▶ [Problem details] Word for word, restate every line of the listing that follows.

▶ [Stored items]
>>>
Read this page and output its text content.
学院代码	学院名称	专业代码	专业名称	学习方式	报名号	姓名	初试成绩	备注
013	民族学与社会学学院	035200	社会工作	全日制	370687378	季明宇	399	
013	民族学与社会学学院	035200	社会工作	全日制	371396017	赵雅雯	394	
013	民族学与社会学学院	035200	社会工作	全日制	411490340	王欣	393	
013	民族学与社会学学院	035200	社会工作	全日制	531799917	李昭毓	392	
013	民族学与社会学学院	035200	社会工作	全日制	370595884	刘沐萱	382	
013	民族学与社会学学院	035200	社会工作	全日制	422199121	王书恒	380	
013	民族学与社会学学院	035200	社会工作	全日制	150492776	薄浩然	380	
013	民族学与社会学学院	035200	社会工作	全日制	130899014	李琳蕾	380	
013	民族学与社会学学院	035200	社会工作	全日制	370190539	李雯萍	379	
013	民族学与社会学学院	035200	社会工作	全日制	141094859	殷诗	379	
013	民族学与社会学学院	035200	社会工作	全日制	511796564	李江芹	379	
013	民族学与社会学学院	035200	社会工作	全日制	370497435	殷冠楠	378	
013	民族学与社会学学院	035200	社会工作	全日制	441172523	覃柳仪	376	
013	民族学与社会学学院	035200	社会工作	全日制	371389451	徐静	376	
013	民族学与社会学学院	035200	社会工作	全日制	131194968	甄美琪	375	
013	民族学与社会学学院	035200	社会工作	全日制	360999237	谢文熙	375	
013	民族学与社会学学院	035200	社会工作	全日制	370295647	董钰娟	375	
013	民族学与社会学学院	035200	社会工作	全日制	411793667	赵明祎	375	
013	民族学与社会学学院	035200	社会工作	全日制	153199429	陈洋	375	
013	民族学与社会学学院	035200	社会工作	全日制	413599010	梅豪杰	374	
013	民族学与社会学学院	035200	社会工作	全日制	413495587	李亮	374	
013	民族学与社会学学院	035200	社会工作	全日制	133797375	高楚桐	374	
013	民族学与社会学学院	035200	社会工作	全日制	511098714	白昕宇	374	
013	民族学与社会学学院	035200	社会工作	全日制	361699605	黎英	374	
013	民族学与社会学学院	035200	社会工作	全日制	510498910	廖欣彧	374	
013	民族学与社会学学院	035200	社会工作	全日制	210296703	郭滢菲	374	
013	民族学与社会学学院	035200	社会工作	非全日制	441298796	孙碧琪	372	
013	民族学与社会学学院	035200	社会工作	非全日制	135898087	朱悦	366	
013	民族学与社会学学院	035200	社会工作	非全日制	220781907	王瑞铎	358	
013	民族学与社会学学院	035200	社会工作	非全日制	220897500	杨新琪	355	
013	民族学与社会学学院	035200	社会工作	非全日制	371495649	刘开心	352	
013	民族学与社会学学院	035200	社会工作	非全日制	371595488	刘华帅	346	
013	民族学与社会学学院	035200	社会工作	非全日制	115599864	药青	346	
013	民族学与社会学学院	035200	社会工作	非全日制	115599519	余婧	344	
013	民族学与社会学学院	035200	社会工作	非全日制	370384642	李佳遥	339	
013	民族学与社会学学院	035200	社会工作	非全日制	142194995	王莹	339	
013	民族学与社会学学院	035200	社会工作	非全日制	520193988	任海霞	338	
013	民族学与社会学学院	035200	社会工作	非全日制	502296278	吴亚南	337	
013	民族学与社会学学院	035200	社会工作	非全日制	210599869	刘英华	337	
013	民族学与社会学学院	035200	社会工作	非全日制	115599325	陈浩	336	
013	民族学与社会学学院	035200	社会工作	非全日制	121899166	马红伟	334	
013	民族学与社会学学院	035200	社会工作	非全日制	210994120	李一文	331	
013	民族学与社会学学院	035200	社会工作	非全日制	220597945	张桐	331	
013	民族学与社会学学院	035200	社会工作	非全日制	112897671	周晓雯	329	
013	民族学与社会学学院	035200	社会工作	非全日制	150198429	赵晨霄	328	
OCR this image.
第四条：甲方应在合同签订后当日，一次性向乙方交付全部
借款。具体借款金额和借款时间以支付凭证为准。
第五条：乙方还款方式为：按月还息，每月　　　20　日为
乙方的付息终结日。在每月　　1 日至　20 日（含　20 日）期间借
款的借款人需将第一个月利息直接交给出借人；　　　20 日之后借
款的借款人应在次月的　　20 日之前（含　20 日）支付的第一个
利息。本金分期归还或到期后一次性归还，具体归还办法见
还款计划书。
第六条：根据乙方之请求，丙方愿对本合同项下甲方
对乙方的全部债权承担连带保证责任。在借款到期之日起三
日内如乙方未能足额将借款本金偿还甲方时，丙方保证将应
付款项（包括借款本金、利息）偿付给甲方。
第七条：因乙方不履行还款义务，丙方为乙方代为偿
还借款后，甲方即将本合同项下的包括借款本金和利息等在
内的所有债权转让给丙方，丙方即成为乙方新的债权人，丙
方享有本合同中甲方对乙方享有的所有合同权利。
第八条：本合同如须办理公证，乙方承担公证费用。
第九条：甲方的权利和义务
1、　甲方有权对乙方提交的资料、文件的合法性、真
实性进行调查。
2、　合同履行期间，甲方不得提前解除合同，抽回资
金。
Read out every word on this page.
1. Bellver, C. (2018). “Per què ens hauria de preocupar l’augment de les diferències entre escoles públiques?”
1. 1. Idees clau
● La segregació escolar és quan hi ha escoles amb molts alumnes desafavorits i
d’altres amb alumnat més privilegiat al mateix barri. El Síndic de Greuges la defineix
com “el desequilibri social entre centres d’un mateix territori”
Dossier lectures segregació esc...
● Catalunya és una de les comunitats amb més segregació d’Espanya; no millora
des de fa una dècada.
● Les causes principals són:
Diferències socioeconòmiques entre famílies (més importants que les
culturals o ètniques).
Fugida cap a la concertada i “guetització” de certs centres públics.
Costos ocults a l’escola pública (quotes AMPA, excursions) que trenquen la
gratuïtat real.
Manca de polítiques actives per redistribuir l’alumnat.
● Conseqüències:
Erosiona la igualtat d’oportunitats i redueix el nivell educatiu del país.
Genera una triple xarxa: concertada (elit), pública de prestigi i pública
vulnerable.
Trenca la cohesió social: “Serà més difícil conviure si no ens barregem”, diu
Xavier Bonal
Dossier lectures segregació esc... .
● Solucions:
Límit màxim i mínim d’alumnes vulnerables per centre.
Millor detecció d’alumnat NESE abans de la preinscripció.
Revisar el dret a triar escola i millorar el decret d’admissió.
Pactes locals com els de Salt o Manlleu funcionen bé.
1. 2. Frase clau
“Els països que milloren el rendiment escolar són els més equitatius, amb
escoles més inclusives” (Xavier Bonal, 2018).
<<<
▶ [Task output]
Read this page and output its text content.
学院代码	学院名称	专业代码	专业名称	学习方式	报名号	姓名	初试成绩	备注
013	民族学与社会学学院	035200	社会工作	全日制	370687378	季明宇	399	
013	民族学与社会学学院	035200	社会工作	全日制	371396017	赵雅雯	394	
013	民族学与社会学学院	035200	社会工作	全日制	411490340	王欣	393	
013	民族学与社会学学院	035200	社会工作	全日制	531799917	李昭毓	392	
013	民族学与社会学学院	035200	社会工作	全日制	370595884	刘沐萱	382	
013	民族学与社会学学院	035200	社会工作	全日制	422199121	王书恒	380	
013	民族学与社会学学院	035200	社会工作	全日制	150492776	薄浩然	380	
013	民族学与社会学学院	035200	社会工作	全日制	130899014	李琳蕾	380	
013	民族学与社会学学院	035200	社会工作	全日制	370190539	李雯萍	379	
013	民族学与社会学学院	035200	社会工作	全日制	141094859	殷诗	379	
013	民族学与社会学学院	035200	社会工作	全日制	511796564	李江芹	379	
013	民族学与社会学学院	035200	社会工作	全日制	370497435	殷冠楠	378	
013	民族学与社会学学院	035200	社会工作	全日制	441172523	覃柳仪	376	
013	民族学与社会学学院	035200	社会工作	全日制	371389451	徐静	376	
013	民族学与社会学学院	035200	社会工作	全日制	131194968	甄美琪	375	
013	民族学与社会学学院	035200	社会工作	全日制	360999237	谢文熙	375	
013	民族学与社会学学院	035200	社会工作	全日制	370295647	董钰娟	375	
013	民族学与社会学学院	035200	社会工作	全日制	411793667	赵明祎	375	
013	民族学与社会学学院	035200	社会工作	全日制	153199429	陈洋	375	
013	民族学与社会学学院	035200	社会工作	全日制	413599010	梅豪杰	374	
013	民族学与社会学学院	035200	社会工作	全日制	413495587	李亮	374	
013	民族学与社会学学院	035200	社会工作	全日制	133797375	高楚桐	374	
013	民族学与社会学学院	035200	社会工作	全日制	511098714	白昕宇	374	
013	民族学与社会学学院	035200	社会工作	全日制	361699605	黎英	374	
013	民族学与社会学学院	035200	社会工作	全日制	510498910	廖欣彧	374	
013	民族学与社会学学院	035200	社会工作	全日制	210296703	郭滢菲	374	
013	民族学与社会学学院	035200	社会工作	非全日制	441298796	孙碧琪	372	
013	民族学与社会学学院	035200	社会工作	非全日制	135898087	朱悦	366	
013	民族学与社会学学院	035200	社会工作	非全日制	220781907	王瑞铎	358	
013	民族学与社会学学院	035200	社会工作	非全日制	220897500	杨新琪	355	
013	民族学与社会学学院	035200	社会工作	非全日制	371495649	刘开心	352	
013	民族学与社会学学院	035200	社会工作	非全日制	371595488	刘华帅	346	
013	民族学与社会学学院	035200	社会工作	非全日制	115599864	药青	346	
013	民族学与社会学学院	035200	社会工作	非全日制	115599519	余婧	344	
013	民族学与社会学学院	035200	社会工作	非全日制	370384642	李佳遥	339	
013	民族学与社会学学院	035200	社会工作	非全日制	142194995	王莹	339	
013	民族学与社会学学院	035200	社会工作	非全日制	520193988	任海霞	338	
013	民族学与社会学学院	035200	社会工作	非全日制	502296278	吴亚南	337	
013	民族学与社会学学院	035200	社会工作	非全日制	210599869	刘英华	337	
013	民族学与社会学学院	035200	社会工作	非全日制	115599325	陈浩	336	
013	民族学与社会学学院	035200	社会工作	非全日制	121899166	马红伟	334	
013	民族学与社会学学院	035200	社会工作	非全日制	210994120	李一文	331	
013	民族学与社会学学院	035200	社会工作	非全日制	220597945	张桐	331	
013	民族学与社会学学院	035200	社会工作	非全日制	112897671	周晓雯	329	
013	民族学与社会学学院	035200	社会工作	非全日制	150198429	赵晨霄	328	
OCR this image.
第四条：甲方应在合同签订后当日，一次性向乙方交付全部
借款。具体借款金额和借款时间以支付凭证为准。
第五条：乙方还款方式为：按月还息，每月　　　20　日为
乙方的付息终结日。在每月　　1 日至　20 日（含　20 日）期间借
款的借款人需将第一个月利息直接交给出借人；　　　20 日之后借
款的借款人应在次月的　　20 日之前（含　20 日）支付的第一个
利息。本金分期归还或到期后一次性归还，具体归还办法见
还款计划书。
第六条：根据乙方之请求，丙方愿对本合同项下甲方
对乙方的全部债权承担连带保证责任。在借款到期之日起三
日内如乙方未能足额将借款本金偿还甲方时，丙方保证将应
付款项（包括借款本金、利息）偿付给甲方。
第七条：因乙方不履行还款义务，丙方为乙方代为偿
还借款后，甲方即将本合同项下的包括借款本金和利息等在
内的所有债权转让给丙方，丙方即成为乙方新的债权人，丙
方享有本合同中甲方对乙方享有的所有合同权利。
第八条：本合同如须办理公证，乙方承担公证费用。
第九条：甲方的权利和义务
1、　甲方有权对乙方提交的资料、文件的合法性、真
实性进行调查。
2、　合同履行期间，甲方不得提前解除合同，抽回资
金。
Read out every word on this page.
1. Bellver, C. (2018). “Per què ens hauria de preocupar l’augment de les diferències entre escoles públiques?”
1. 1. Idees clau
● La segregació escolar és quan hi ha escoles amb molts alumnes desafavorits i
d’altres amb alumnat més privilegiat al mateix barri. El Síndic de Greuges la defineix
com “el desequilibri social entre centres d’un mateix territori”
Dossier lectures segregació esc...
● Catalunya és una de les comunitats amb més segregació d’Espanya; no millora
des de fa una dècada.
● Les causes principals són:
Diferències socioeconòmiques entre famílies (més importants que les
culturals o ètniques).
Fugida cap a la concertada i “guetització” de certs centres públics.
Costos ocults a l’escola pública (quotes AMPA, excursions) que trenquen la
gratuïtat real.
Manca de polítiques actives per redistribuir l’alumnat.
● Conseqüències:
Erosiona la igualtat d’oportunitats i redueix el nivell educatiu del país.
Genera una triple xarxa: concertada (elit), pública de prestigi i pública
vulnerable.
Trenca la cohesió social: “Serà més difícil conviure si no ens barregem”, diu
Xavier Bonal
Dossier lectures segregació esc... .
● Solucions:
Límit màxim i mínim d’alumnes vulnerables per centre.
Millor detecció d’alumnat NESE abans de la preinscripció.
Revisar el dret a triar escola i millorar el decret d’admissió.
Pactes locals com els de Salt o Manlleu funcionen bé.
1. 2. Frase clau
“Els països que milloren el rendiment escolar són els més equitatius, amb
escoles més inclusives” (Xavier Bonal, 2018).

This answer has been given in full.